* [What needs to be done] Find each line with "value" and copy it.

* [Extracted data]
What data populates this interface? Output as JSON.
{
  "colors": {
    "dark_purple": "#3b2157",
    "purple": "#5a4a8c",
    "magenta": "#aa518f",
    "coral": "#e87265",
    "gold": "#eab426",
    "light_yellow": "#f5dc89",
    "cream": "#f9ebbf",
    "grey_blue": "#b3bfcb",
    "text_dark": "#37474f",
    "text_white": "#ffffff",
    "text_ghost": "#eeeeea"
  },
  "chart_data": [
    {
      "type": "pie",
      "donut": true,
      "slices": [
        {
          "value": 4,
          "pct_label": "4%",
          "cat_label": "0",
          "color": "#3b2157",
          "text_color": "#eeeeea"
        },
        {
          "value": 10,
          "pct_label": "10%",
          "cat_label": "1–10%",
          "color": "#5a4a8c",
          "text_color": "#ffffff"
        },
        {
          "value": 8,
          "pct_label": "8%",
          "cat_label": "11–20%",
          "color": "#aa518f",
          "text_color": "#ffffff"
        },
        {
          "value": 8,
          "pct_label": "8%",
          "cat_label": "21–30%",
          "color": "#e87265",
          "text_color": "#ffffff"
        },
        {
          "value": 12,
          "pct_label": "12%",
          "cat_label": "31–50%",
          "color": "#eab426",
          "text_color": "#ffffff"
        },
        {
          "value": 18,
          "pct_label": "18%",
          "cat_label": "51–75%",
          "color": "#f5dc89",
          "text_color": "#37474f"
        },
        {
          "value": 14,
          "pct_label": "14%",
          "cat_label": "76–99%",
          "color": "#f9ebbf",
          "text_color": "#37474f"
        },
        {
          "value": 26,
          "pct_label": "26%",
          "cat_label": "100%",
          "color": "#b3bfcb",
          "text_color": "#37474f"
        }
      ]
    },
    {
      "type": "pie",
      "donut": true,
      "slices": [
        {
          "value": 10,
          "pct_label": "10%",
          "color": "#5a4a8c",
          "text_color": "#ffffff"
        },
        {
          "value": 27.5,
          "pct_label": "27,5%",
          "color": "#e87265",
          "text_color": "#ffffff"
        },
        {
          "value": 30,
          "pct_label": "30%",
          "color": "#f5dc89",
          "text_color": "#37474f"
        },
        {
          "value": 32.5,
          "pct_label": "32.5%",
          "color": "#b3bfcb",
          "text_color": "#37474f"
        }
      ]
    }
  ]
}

* [Output below]
          "value": 4,
          "value": 10,
          "value": 8,
          "value": 8,
          "value": 12,
          "value": 18,
          "value": 14,
          "value": 26,
          "value": 10,
          "value": 27.5,
          "value": 30,
          "value": 32.5,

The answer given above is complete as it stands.